**Required task:**
Select and copy out every line in the records containing "label".

** begin **

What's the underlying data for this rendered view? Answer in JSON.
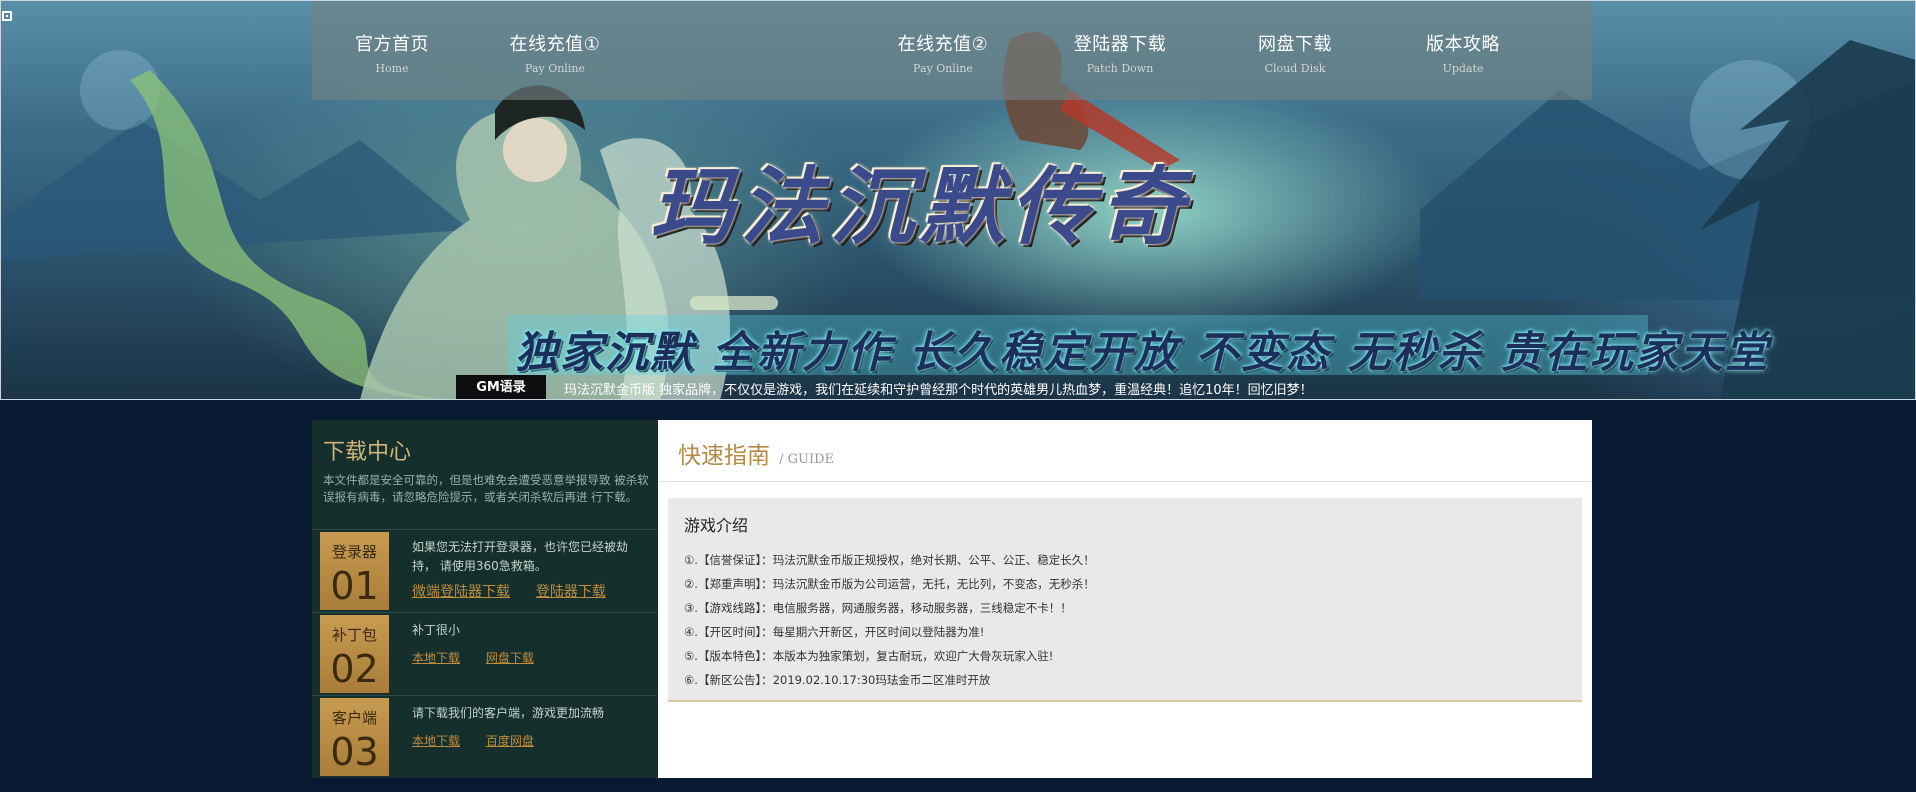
{
  "nav": [
    {
      "label": "官方首页",
      "sub": "Home"
    },
    {
      "label": "在线充值①",
      "sub": "Pay Online"
    },
    {
      "label": "在线充值②",
      "sub": "Pay Online"
    },
    {
      "label": "登陆器下载",
      "sub": "Patch Down"
    },
    {
      "label": "网盘下载",
      "sub": "Cloud Disk"
    },
    {
      "label": "版本攻略",
      "sub": "Update"
    }
  ],
  "banner": {
    "title": "玛法沉默传奇",
    "slogan": "独家沉默 全新力作 长久稳定开放 不变态 无秒杀 贵在玩家天堂"
  },
  "gm": {
    "label": "GM语录",
    "text": "玛法沉默金币版 独家品牌，不仅仅是游戏，我们在延续和守护曾经那个时代的英雄男儿热血梦，重温经典！追忆10年！回忆旧梦！"
  },
  "download": {
    "title": "下载中心",
    "desc": "本文件都是安全可靠的，但是也难免会遭受恶意举报导致 被杀软误报有病毒，请忽略危险提示，或者关闭杀软后再进 行下载。",
    "rows": [
      {
        "label": "登录器",
        "num": "01",
        "desc": "如果您无法打开登录器，也许您已经被劫持， 请使用360急救箱。",
        "links": [
          "微端登陆器下载",
          "登陆器下载"
        ]
      },
      {
        "label": "补丁包",
        "num": "02",
        "desc": "补丁很小",
        "links": [
          "本地下载",
          "网盘下载"
        ]
      },
      {
        "label": "客户端",
        "num": "03",
        "desc": "请下载我们的客户端，游戏更加流畅",
        "links": [
          "本地下载",
          "百度网盘"
        ]
      }
    ]
  },
  "guide": {
    "title": "快速指南",
    "sub": "/ GUIDE",
    "intro_title": "游戏介绍",
    "items": [
      "①.【信誉保证】：玛法沉默金币版正规授权，绝对长期、公平、公正、稳定长久！",
      "②.【郑重声明】：玛法沉默金币版为公司运营，无托，无比列，不变态，无秒杀！",
      "③.【游戏线路】：电信服务器，网通服务器，移动服务器，三线稳定不卡！！",
      "④.【开区时间】：每星期六开新区，开区时间以登陆器为准!",
      "⑤.【版本特色】：本版本为独家策划，复古耐玩，欢迎广大骨灰玩家入驻!",
      "⑥.【新区公告】：2019.02.10.17:30玛珐金币二区准时开放"
    ]
  },
  "colors": {
    "page_bg": "#0a1a33",
    "panel_dark": "#15302c",
    "badge_gold": "#b88a45",
    "link_gold": "#c08c3c",
    "guide_title": "#b58a45"
  }
}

** end **

**Expected output:**
      "label": "官方首页",
      "label": "在线充值①",
      "label": "在线充值②",
      "label": "登陆器下载",
      "label": "网盘下载",
      "label": "版本攻略",
    "label": "GM语录",
        "label": "登录器",
        "label": "补丁包",
        "label": "客户端",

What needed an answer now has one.